| Data shown |
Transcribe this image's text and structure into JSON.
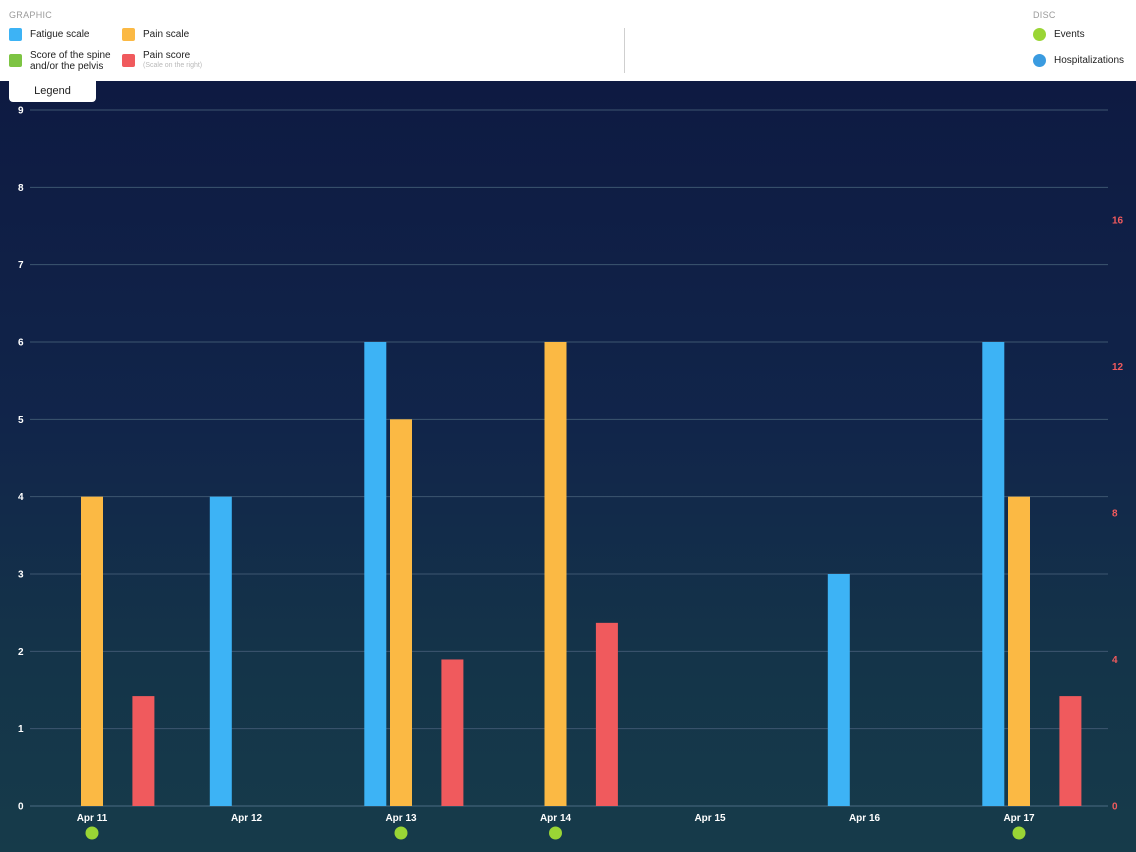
{
  "legend": {
    "graphic_title": "GRAPHIC",
    "disc_title": "DISC",
    "tab_label": "Legend",
    "items": [
      {
        "label": "Fatigue scale",
        "color": "#3db3f5"
      },
      {
        "label": "Pain scale",
        "color": "#fbb944"
      },
      {
        "label": "Score of the spine and/or the pelvis",
        "color": "#7dc443"
      },
      {
        "label": "Pain score",
        "sublabel": "(Scale on the right)",
        "color": "#f05a5d"
      }
    ],
    "disc_items": [
      {
        "label": "Events",
        "color": "#9ad535"
      },
      {
        "label": "Hospitalizations",
        "color": "#3a9be0"
      }
    ]
  },
  "chart_data": {
    "type": "bar",
    "categories": [
      "Apr 11",
      "Apr 12",
      "Apr 13",
      "Apr 14",
      "Apr 15",
      "Apr 16",
      "Apr 17"
    ],
    "series": [
      {
        "name": "Fatigue scale",
        "axis": "left",
        "color": "#3db3f5",
        "values": [
          null,
          4,
          6,
          null,
          null,
          3,
          6
        ]
      },
      {
        "name": "Pain scale",
        "axis": "left",
        "color": "#fbb944",
        "values": [
          4,
          null,
          5,
          6,
          null,
          null,
          4
        ]
      },
      {
        "name": "Score of the spine and/or the pelvis",
        "axis": "left",
        "color": "#7dc443",
        "values": [
          null,
          null,
          null,
          null,
          null,
          null,
          null
        ]
      },
      {
        "name": "Pain score",
        "axis": "right",
        "color": "#f05a5d",
        "values": [
          3,
          null,
          4,
          5,
          null,
          null,
          3
        ]
      }
    ],
    "events": [
      true,
      false,
      true,
      true,
      false,
      false,
      true
    ],
    "event_color": "#9ad535",
    "y_left": {
      "ticks": [
        "0",
        "1",
        "2",
        "3",
        "4",
        "5",
        "6",
        "7",
        "8",
        "9"
      ],
      "range": [
        0,
        9
      ]
    },
    "y_right": {
      "ticks": [
        "0",
        "4",
        "8",
        "12",
        "16"
      ],
      "range": [
        0,
        19
      ],
      "color": "#f05a5d"
    },
    "grid": true
  }
}
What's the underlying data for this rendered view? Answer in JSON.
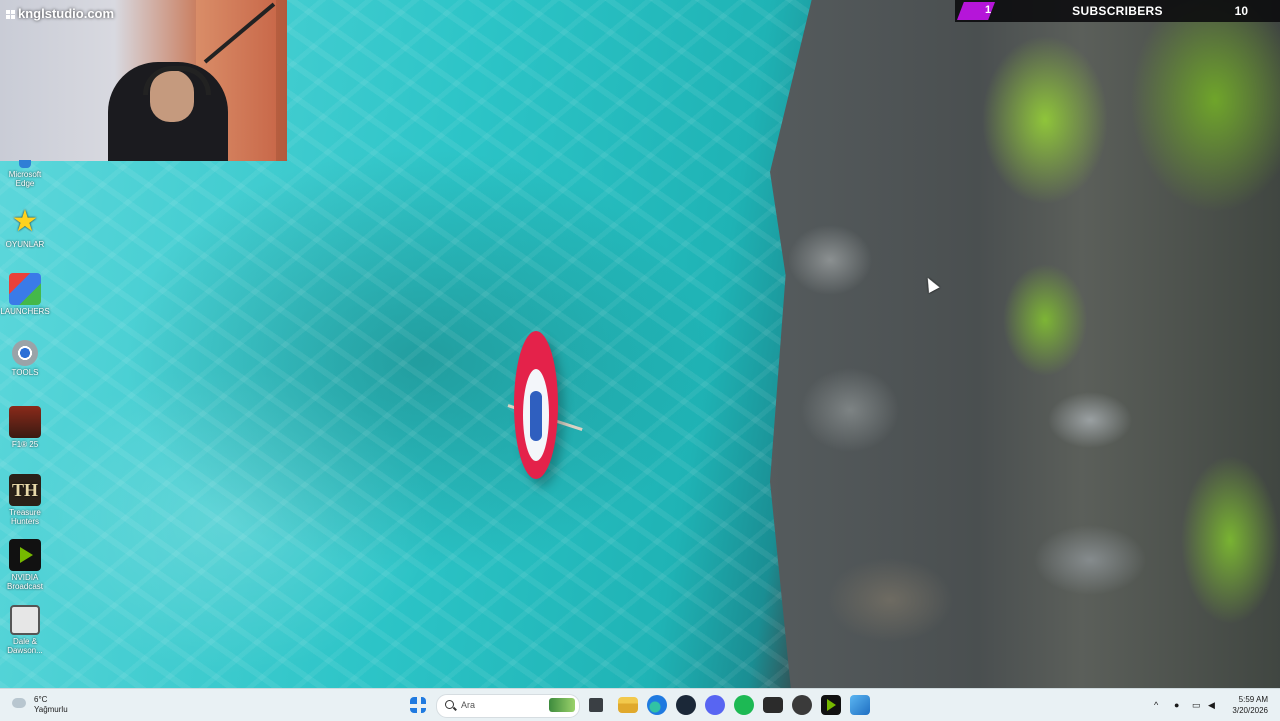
{
  "webcam": {
    "brand": "knglstudio.com"
  },
  "subscriber_goal": {
    "current": "1",
    "label": "SUBSCRIBERS",
    "target": "10",
    "progress_fraction": 0.1,
    "bar_color": "#b515d9"
  },
  "desktop_icons": [
    {
      "label": "Microsoft Edge",
      "icon": "edge-icon"
    },
    {
      "label": "OYUNLAR",
      "icon": "star-folder-icon"
    },
    {
      "label": "LAUNCHERS",
      "icon": "launchers-folder-icon"
    },
    {
      "label": "TOOLS",
      "icon": "tools-gear-icon"
    },
    {
      "label": "F1® 25",
      "icon": "f1-game-icon"
    },
    {
      "label": "Treasure Hunters",
      "icon": "treasure-hunters-icon"
    },
    {
      "label": "NVIDIA Broadcast",
      "icon": "nvidia-broadcast-icon"
    },
    {
      "label": "Dale & Dawson...",
      "icon": "dale-dawson-icon"
    }
  ],
  "taskbar": {
    "weather": {
      "temp": "6°C",
      "condition": "Yağmurlu",
      "icon": "rain-cloud-icon"
    },
    "search_placeholder": "Ara",
    "pinned": [
      {
        "name": "start",
        "icon": "windows-start-icon"
      },
      {
        "name": "task-view",
        "icon": "task-view-icon"
      },
      {
        "name": "file-explorer",
        "icon": "folder-icon"
      },
      {
        "name": "edge",
        "icon": "edge-icon"
      },
      {
        "name": "steam",
        "icon": "steam-icon"
      },
      {
        "name": "discord",
        "icon": "discord-icon"
      },
      {
        "name": "spotify",
        "icon": "spotify-icon"
      },
      {
        "name": "terminal",
        "icon": "terminal-icon"
      },
      {
        "name": "obs",
        "icon": "obs-icon"
      },
      {
        "name": "nvidia",
        "icon": "nvidia-icon"
      },
      {
        "name": "photos",
        "icon": "photos-icon"
      }
    ],
    "clock": {
      "time": "5:59 AM",
      "date": "3/20/2026"
    }
  }
}
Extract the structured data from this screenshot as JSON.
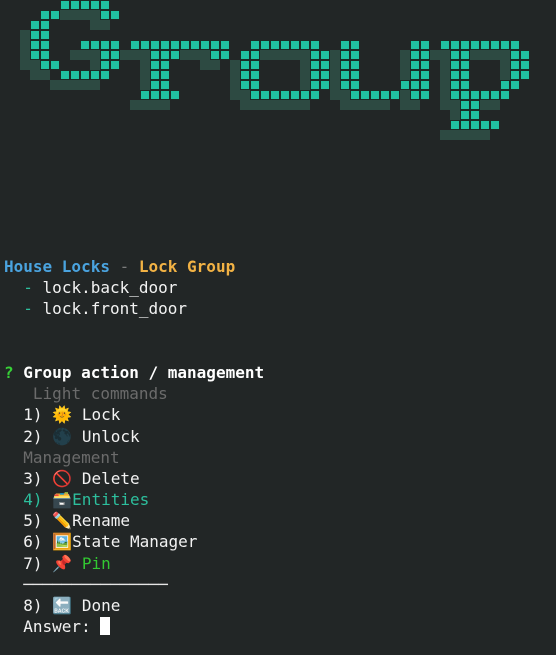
{
  "banner": {
    "text": "Group",
    "fill_color": "#20c1a1",
    "shadow_color": "#2d4a42",
    "grid_line_color": "#1c2a26"
  },
  "header": {
    "breadcrumb_parent": "House Locks",
    "breadcrumb_separator": " - ",
    "breadcrumb_current": "Lock Group",
    "members": [
      "lock.back_door",
      "lock.front_door"
    ],
    "member_bullet": "-"
  },
  "prompt": {
    "marker": "?",
    "question": "Group action / management",
    "sections": [
      {
        "heading": "Light commands",
        "options": [
          {
            "number": "1)",
            "icon": "sun-icon",
            "glyph": "🌞",
            "label": "Lock",
            "style": "normal"
          },
          {
            "number": "2)",
            "icon": "new-moon-icon",
            "glyph": "🌑",
            "label": "Unlock",
            "style": "normal"
          }
        ]
      },
      {
        "heading": "Management",
        "options": [
          {
            "number": "3)",
            "icon": "prohibited-icon",
            "glyph": "🚫",
            "label": "Delete",
            "style": "normal"
          },
          {
            "number": "4)",
            "icon": "card-file-box-icon",
            "glyph": "🗃️",
            "label": "Entities",
            "style": "selected"
          },
          {
            "number": "5)",
            "icon": "pencil-icon",
            "glyph": "✏️",
            "label": "Rename",
            "style": "normal"
          },
          {
            "number": "6)",
            "icon": "framed-picture-icon",
            "glyph": "🖼️",
            "label": "State Manager",
            "style": "normal"
          },
          {
            "number": "7)",
            "icon": "pushpin-icon",
            "glyph": "📌",
            "label": "Pin",
            "style": "accent"
          }
        ]
      }
    ],
    "separator": "───────────────",
    "done_option": {
      "number": "8)",
      "icon": "back-arrow-icon",
      "glyph": "🔙",
      "label": "Done"
    },
    "answer_label": "Answer:"
  },
  "colors": {
    "background": "#222626",
    "heading_blue": "#4aa3df",
    "heading_orange": "#f2b244",
    "selected_teal": "#2dbf9d",
    "accent_green": "#32c832",
    "question_marker_green": "#37d137",
    "section_gray": "#6b6b6b"
  }
}
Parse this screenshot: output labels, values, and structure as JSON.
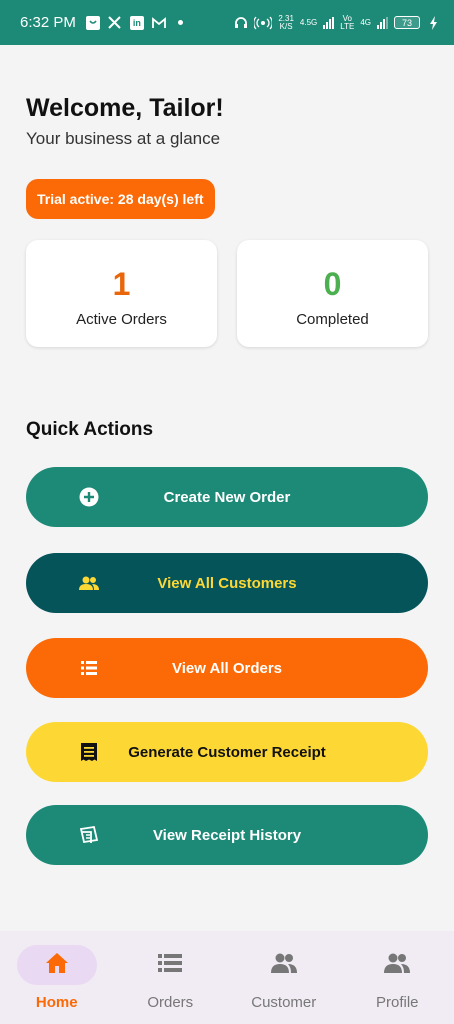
{
  "status_bar": {
    "time": "6:32 PM",
    "net_speed_value": "2.31",
    "net_speed_unit": "K/S",
    "net_4g5g": "4.5G",
    "volte": "Vo",
    "lte": "LTE",
    "net_4g": "4G",
    "battery": "73"
  },
  "header": {
    "title": "Welcome, Tailor!",
    "subtitle": "Your business at a glance"
  },
  "trial": {
    "text": "Trial active: 28 day(s) left"
  },
  "stats": [
    {
      "value": "1",
      "label": "Active Orders",
      "color": "#e9660a"
    },
    {
      "value": "0",
      "label": "Completed",
      "color": "#4caf50"
    }
  ],
  "quick_actions": {
    "title": "Quick Actions",
    "buttons": [
      {
        "label": "Create New Order",
        "icon": "add-circle-icon",
        "bg": "#1d8a77",
        "fg": "#ffffff"
      },
      {
        "label": "View All Customers",
        "icon": "people-icon",
        "bg": "#055459",
        "fg": "#fdd835"
      },
      {
        "label": "View All Orders",
        "icon": "list-icon",
        "bg": "#fb6a07",
        "fg": "#ffffff"
      },
      {
        "label": "Generate Customer Receipt",
        "icon": "receipt-icon",
        "bg": "#fdd835",
        "fg": "#111111"
      },
      {
        "label": "View Receipt History",
        "icon": "receipt-history-icon",
        "bg": "#1d8a77",
        "fg": "#ffffff"
      }
    ]
  },
  "bottom_nav": {
    "items": [
      {
        "label": "Home",
        "icon": "home-icon",
        "active": true
      },
      {
        "label": "Orders",
        "icon": "list-icon",
        "active": false
      },
      {
        "label": "Customer",
        "icon": "people-icon",
        "active": false
      },
      {
        "label": "Profile",
        "icon": "people-icon",
        "active": false
      }
    ]
  },
  "colors": {
    "primary": "#1d8a77",
    "accent": "#fb6a07",
    "dark_teal": "#055459",
    "yellow": "#fdd835",
    "nav_bg": "#f1ebf4"
  }
}
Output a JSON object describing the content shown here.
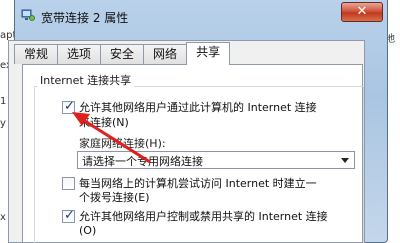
{
  "background": {
    "left_fragments": [
      "apt",
      "",
      "ex",
      "1",
      "y",
      "x"
    ],
    "right_fragments": [
      "地"
    ]
  },
  "window": {
    "title": "宽带连接 2 属性",
    "close_symbol": "✕"
  },
  "tabs": [
    {
      "label": "常规"
    },
    {
      "label": "选项"
    },
    {
      "label": "安全"
    },
    {
      "label": "网络"
    },
    {
      "label": "共享",
      "active": true
    }
  ],
  "sharing": {
    "group_title": "Internet 连接共享",
    "allow_share": {
      "checked": true,
      "label_line1": "允许其他网络用户通过此计算机的 Internet 连接",
      "label_line2": "来连接(N)"
    },
    "home_network_label": "家庭网络连接(H):",
    "home_network_select": "请选择一个专用网络连接",
    "dial_on_demand": {
      "checked": false,
      "label_line1": "每当网络上的计算机尝试访问 Internet 时建立一",
      "label_line2": "个拨号连接(E)"
    },
    "allow_control": {
      "checked": true,
      "label_line1": "允许其他网络用户控制或禁用共享的 Internet 连接",
      "label_line2": "(O)"
    }
  },
  "colors": {
    "annotation_arrow": "#e0201c",
    "titlebar": "#b9d1ea",
    "close_button": "#c8452a"
  }
}
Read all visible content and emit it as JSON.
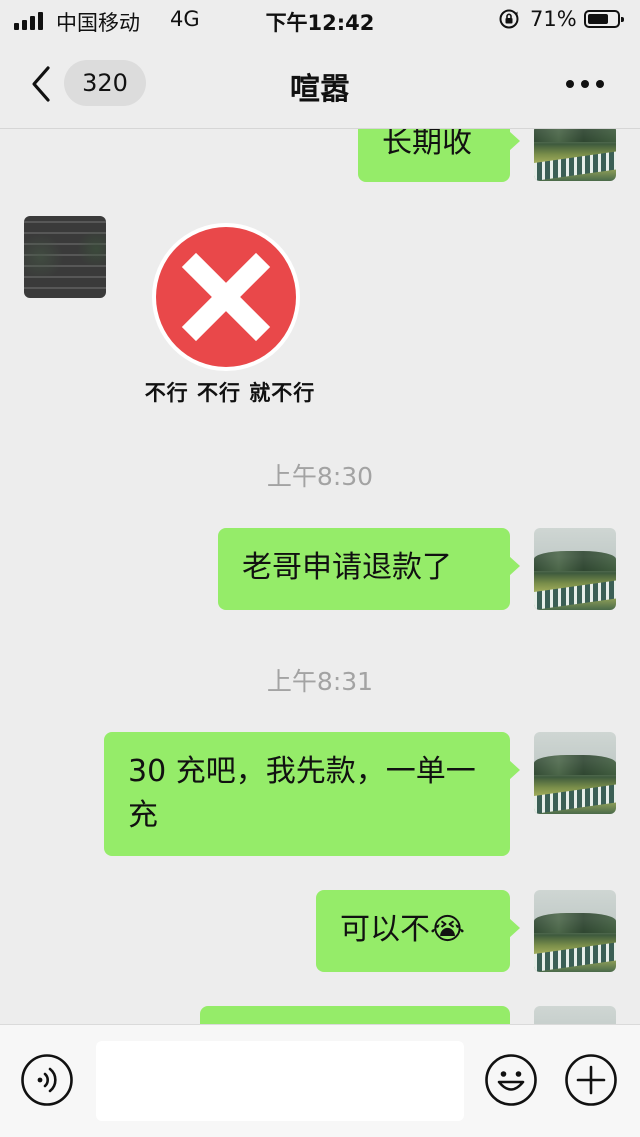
{
  "status_bar": {
    "carrier": "中国移动",
    "network": "4G",
    "time": "下午12:42",
    "battery": "71%",
    "battery_level": 0.71
  },
  "header": {
    "unread_count": "320",
    "title": "喧嚣"
  },
  "messages": [
    {
      "side": "right",
      "text": "长期收"
    },
    {
      "side": "left",
      "type": "sticker",
      "caption": "不行 不行 就不行"
    },
    {
      "type": "time",
      "text": "上午8:30"
    },
    {
      "side": "right",
      "text": "老哥申请退款了"
    },
    {
      "type": "time",
      "text": "上午8:31"
    },
    {
      "side": "right",
      "text": "30 充吧，我先款，一单一充"
    },
    {
      "side": "right",
      "text": "可以不😭"
    },
    {
      "side": "right",
      "text": ""
    }
  ],
  "input_bar": {
    "value": ""
  },
  "colors": {
    "bubble": "#95ec69",
    "background": "#ededed",
    "sticker_red": "#e9484a"
  },
  "icons": [
    "back-icon",
    "more-icon",
    "voice-icon",
    "emoji-icon",
    "plus-icon",
    "screen-lock-icon",
    "signal-icon",
    "battery-icon"
  ]
}
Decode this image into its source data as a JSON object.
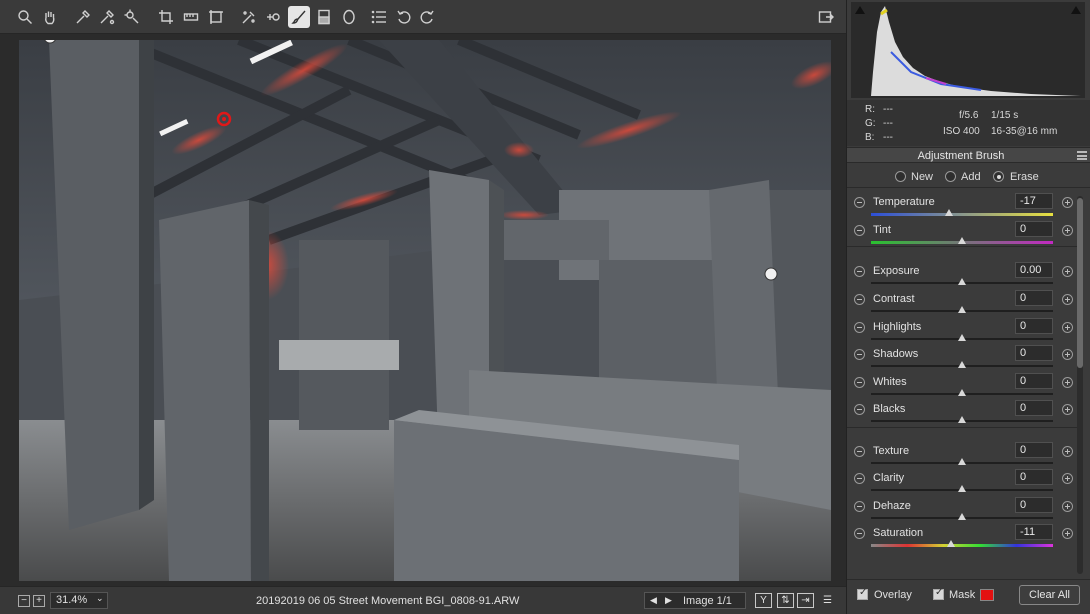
{
  "toolbar": {
    "tools": [
      "zoom-icon",
      "hand-icon",
      "white-balance-icon",
      "color-sampler-icon",
      "target-adjustment-icon",
      "crop-icon",
      "straighten-icon",
      "transform-icon",
      "spot-removal-icon",
      "red-eye-icon",
      "adjustment-brush-icon",
      "graduated-filter-icon",
      "radial-filter-icon",
      "preferences-icon",
      "rotate-left-icon",
      "rotate-right-icon"
    ],
    "active_tool": "adjustment-brush-icon"
  },
  "readout": {
    "r_label": "R:",
    "r_value": "---",
    "g_label": "G:",
    "g_value": "---",
    "b_label": "B:",
    "b_value": "---",
    "aperture": "f/5.6",
    "shutter": "1/15 s",
    "iso": "ISO 400",
    "lens": "16-35@16 mm"
  },
  "panel": {
    "title": "Adjustment Brush",
    "modes": [
      "New",
      "Add",
      "Erase"
    ],
    "selected_mode": "Erase"
  },
  "sliders": [
    {
      "label": "Temperature",
      "value": "-17",
      "position": 0.43
    },
    {
      "label": "Tint",
      "value": "0",
      "position": 0.5
    },
    {
      "label": "Exposure",
      "value": "0.00",
      "position": 0.5
    },
    {
      "label": "Contrast",
      "value": "0",
      "position": 0.5
    },
    {
      "label": "Highlights",
      "value": "0",
      "position": 0.5
    },
    {
      "label": "Shadows",
      "value": "0",
      "position": 0.5
    },
    {
      "label": "Whites",
      "value": "0",
      "position": 0.5
    },
    {
      "label": "Blacks",
      "value": "0",
      "position": 0.5
    },
    {
      "label": "Texture",
      "value": "0",
      "position": 0.5
    },
    {
      "label": "Clarity",
      "value": "0",
      "position": 0.5
    },
    {
      "label": "Dehaze",
      "value": "0",
      "position": 0.5
    },
    {
      "label": "Saturation",
      "value": "-11",
      "position": 0.44
    }
  ],
  "footer": {
    "overlay_label": "Overlay",
    "mask_label": "Mask",
    "mask_color": "#e31010",
    "clear_all_label": "Clear All"
  },
  "bottombar": {
    "zoom_out": "−",
    "zoom_in": "+",
    "zoom": "31.4%",
    "filename": "20192019 06 05 Street Movement BGI_0808-91.ARW",
    "image_counter": "Image 1/1",
    "view_y": "Y"
  },
  "colors": {
    "accent": "#e31010",
    "panel_bg": "#3b3b3b",
    "toolbar_bg": "#3a3a3a"
  }
}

| Short problem |
Pull out every line above that holds the word "Internet".

| Exercise result |
    "group_title": "Internet 连接共享",
      "label_line1": "允许其他网络用户通过此计算机的 Internet 连接",
      "label_line1": "每当网络上的计算机尝试访问 Internet 时建立一",
      "label_line1": "允许其他网络用户控制或禁用共享的 Internet 连接",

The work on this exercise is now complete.